_TASK INSTRUCTIONS_
Transcribe every record that appears below, exactly and in full.

== EXTRACTED DATA

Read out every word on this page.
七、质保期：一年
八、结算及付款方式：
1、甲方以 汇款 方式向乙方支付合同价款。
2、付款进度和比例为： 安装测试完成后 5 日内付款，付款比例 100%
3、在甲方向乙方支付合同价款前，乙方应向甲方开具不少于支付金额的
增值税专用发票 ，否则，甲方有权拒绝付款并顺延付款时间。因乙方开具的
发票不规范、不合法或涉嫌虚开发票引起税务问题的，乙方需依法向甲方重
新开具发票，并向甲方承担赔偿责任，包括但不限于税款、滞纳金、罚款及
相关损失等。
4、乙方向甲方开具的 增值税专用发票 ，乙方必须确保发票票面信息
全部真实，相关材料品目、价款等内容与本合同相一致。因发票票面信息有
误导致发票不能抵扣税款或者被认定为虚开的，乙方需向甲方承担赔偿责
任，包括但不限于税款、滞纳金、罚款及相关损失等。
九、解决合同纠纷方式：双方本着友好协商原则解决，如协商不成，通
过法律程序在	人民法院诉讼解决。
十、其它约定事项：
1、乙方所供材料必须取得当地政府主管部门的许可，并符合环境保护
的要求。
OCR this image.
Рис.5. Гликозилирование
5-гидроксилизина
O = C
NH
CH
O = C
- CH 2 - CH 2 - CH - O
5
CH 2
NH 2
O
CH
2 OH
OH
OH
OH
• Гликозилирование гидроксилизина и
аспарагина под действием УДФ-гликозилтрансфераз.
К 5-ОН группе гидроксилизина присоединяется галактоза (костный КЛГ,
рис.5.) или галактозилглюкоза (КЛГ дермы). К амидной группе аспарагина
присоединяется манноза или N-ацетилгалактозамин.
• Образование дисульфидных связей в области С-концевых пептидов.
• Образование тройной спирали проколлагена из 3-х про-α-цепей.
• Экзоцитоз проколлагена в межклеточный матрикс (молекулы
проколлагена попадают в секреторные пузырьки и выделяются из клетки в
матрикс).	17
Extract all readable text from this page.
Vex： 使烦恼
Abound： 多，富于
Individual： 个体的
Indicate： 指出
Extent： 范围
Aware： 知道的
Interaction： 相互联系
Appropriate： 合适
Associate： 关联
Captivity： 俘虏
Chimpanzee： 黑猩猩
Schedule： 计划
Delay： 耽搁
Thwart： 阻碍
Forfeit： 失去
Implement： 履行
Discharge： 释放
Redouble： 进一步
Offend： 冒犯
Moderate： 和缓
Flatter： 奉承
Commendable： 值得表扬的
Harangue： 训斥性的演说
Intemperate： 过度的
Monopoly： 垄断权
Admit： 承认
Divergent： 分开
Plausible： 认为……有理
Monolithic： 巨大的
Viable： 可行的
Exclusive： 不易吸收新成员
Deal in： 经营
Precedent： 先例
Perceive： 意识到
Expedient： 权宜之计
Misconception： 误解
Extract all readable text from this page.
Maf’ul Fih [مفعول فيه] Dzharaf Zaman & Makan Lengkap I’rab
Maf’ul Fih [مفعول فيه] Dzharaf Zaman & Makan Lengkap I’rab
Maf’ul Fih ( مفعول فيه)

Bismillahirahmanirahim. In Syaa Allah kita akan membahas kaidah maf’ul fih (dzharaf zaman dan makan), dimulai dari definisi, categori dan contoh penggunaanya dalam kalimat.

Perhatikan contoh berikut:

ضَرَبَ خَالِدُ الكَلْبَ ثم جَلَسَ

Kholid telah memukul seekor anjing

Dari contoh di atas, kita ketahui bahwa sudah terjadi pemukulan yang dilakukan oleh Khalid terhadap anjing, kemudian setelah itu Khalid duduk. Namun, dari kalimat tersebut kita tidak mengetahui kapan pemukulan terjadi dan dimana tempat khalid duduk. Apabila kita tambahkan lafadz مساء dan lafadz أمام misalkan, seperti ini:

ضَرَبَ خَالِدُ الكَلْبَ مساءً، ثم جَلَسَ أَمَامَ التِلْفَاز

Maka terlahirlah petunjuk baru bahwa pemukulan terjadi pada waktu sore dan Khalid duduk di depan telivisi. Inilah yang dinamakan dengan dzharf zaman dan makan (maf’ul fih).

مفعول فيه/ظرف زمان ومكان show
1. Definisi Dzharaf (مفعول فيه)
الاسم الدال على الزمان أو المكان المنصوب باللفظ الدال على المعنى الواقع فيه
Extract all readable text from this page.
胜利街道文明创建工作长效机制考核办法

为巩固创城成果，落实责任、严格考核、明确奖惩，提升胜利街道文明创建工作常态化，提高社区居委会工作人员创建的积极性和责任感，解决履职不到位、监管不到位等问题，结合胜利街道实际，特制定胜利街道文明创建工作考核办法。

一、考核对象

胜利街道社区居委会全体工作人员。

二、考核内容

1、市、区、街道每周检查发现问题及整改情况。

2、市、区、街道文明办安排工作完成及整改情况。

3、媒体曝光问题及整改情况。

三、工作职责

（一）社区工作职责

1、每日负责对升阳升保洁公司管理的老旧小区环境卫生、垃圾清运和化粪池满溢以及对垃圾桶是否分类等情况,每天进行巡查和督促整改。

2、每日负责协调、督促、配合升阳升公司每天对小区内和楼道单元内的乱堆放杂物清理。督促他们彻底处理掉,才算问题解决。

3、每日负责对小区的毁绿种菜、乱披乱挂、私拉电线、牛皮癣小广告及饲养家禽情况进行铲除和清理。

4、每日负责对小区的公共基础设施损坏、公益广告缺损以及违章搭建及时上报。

====

_COMPLETE RESPONSE_
Read out every word on this page.
七、质保期：一年
八、结算及付款方式：
1、甲方以 汇款 方式向乙方支付合同价款。
2、付款进度和比例为： 安装测试完成后 5 日内付款，付款比例 100%
3、在甲方向乙方支付合同价款前，乙方应向甲方开具不少于支付金额的
增值税专用发票 ，否则，甲方有权拒绝付款并顺延付款时间。因乙方开具的
发票不规范、不合法或涉嫌虚开发票引起税务问题的，乙方需依法向甲方重
新开具发票，并向甲方承担赔偿责任，包括但不限于税款、滞纳金、罚款及
相关损失等。
4、乙方向甲方开具的 增值税专用发票 ，乙方必须确保发票票面信息
全部真实，相关材料品目、价款等内容与本合同相一致。因发票票面信息有
误导致发票不能抵扣税款或者被认定为虚开的，乙方需向甲方承担赔偿责
任，包括但不限于税款、滞纳金、罚款及相关损失等。
九、解决合同纠纷方式：双方本着友好协商原则解决，如协商不成，通
过法律程序在	人民法院诉讼解决。
十、其它约定事项：
1、乙方所供材料必须取得当地政府主管部门的许可，并符合环境保护
的要求。
OCR this image.
Рис.5. Гликозилирование
5-гидроксилизина
O = C
NH
CH
O = C
- CH 2 - CH 2 - CH - O
5
CH 2
NH 2
O
CH
2 OH
OH
OH
OH
• Гликозилирование гидроксилизина и
аспарагина под действием УДФ-гликозилтрансфераз.
К 5-ОН группе гидроксилизина присоединяется галактоза (костный КЛГ,
рис.5.) или галактозилглюкоза (КЛГ дермы). К амидной группе аспарагина
присоединяется манноза или N-ацетилгалактозамин.
• Образование дисульфидных связей в области С-концевых пептидов.
• Образование тройной спирали проколлагена из 3-х про-α-цепей.
• Экзоцитоз проколлагена в межклеточный матрикс (молекулы
проколлагена попадают в секреторные пузырьки и выделяются из клетки в
матрикс).	17
Extract all readable text from this page.
Vex： 使烦恼
Abound： 多，富于
Individual： 个体的
Indicate： 指出
Extent： 范围
Aware： 知道的
Interaction： 相互联系
Appropriate： 合适
Associate： 关联
Captivity： 俘虏
Chimpanzee： 黑猩猩
Schedule： 计划
Delay： 耽搁
Thwart： 阻碍
Forfeit： 失去
Implement： 履行
Discharge： 释放
Redouble： 进一步
Offend： 冒犯
Moderate： 和缓
Flatter： 奉承
Commendable： 值得表扬的
Harangue： 训斥性的演说
Intemperate： 过度的
Monopoly： 垄断权
Admit： 承认
Divergent： 分开
Plausible： 认为……有理
Monolithic： 巨大的
Viable： 可行的
Exclusive： 不易吸收新成员
Deal in： 经营
Precedent： 先例
Perceive： 意识到
Expedient： 权宜之计
Misconception： 误解
Extract all readable text from this page.
Maf’ul Fih [مفعول فيه] Dzharaf Zaman & Makan Lengkap I’rab
Maf’ul Fih [مفعول فيه] Dzharaf Zaman & Makan Lengkap I’rab
Maf’ul Fih ( مفعول فيه)

Bismillahirahmanirahim. In Syaa Allah kita akan membahas kaidah maf’ul fih (dzharaf zaman dan makan), dimulai dari definisi, categori dan contoh penggunaanya dalam kalimat.

Perhatikan contoh berikut:

ضَرَبَ خَالِدُ الكَلْبَ ثم جَلَسَ

Kholid telah memukul seekor anjing

Dari contoh di atas, kita ketahui bahwa sudah terjadi pemukulan yang dilakukan oleh Khalid terhadap anjing, kemudian setelah itu Khalid duduk. Namun, dari kalimat tersebut kita tidak mengetahui kapan pemukulan terjadi dan dimana tempat khalid duduk. Apabila kita tambahkan lafadz مساء dan lafadz أمام misalkan, seperti ini:

ضَرَبَ خَالِدُ الكَلْبَ مساءً، ثم جَلَسَ أَمَامَ التِلْفَاز

Maka terlahirlah petunjuk baru bahwa pemukulan terjadi pada waktu sore dan Khalid duduk di depan telivisi. Inilah yang dinamakan dengan dzharf zaman dan makan (maf’ul fih).

مفعول فيه/ظرف زمان ومكان show
1. Definisi Dzharaf (مفعول فيه)
الاسم الدال على الزمان أو المكان المنصوب باللفظ الدال على المعنى الواقع فيه
Extract all readable text from this page.
胜利街道文明创建工作长效机制考核办法

为巩固创城成果，落实责任、严格考核、明确奖惩，提升胜利街道文明创建工作常态化，提高社区居委会工作人员创建的积极性和责任感，解决履职不到位、监管不到位等问题，结合胜利街道实际，特制定胜利街道文明创建工作考核办法。

一、考核对象

胜利街道社区居委会全体工作人员。

二、考核内容

1、市、区、街道每周检查发现问题及整改情况。

2、市、区、街道文明办安排工作完成及整改情况。

3、媒体曝光问题及整改情况。

三、工作职责

（一）社区工作职责

1、每日负责对升阳升保洁公司管理的老旧小区环境卫生、垃圾清运和化粪池满溢以及对垃圾桶是否分类等情况,每天进行巡查和督促整改。

2、每日负责协调、督促、配合升阳升公司每天对小区内和楼道单元内的乱堆放杂物清理。督促他们彻底处理掉,才算问题解决。

3、每日负责对小区的毁绿种菜、乱披乱挂、私拉电线、牛皮癣小广告及饲养家禽情况进行铲除和清理。

4、每日负责对小区的公共基础设施损坏、公益广告缺损以及违章搭建及时上报。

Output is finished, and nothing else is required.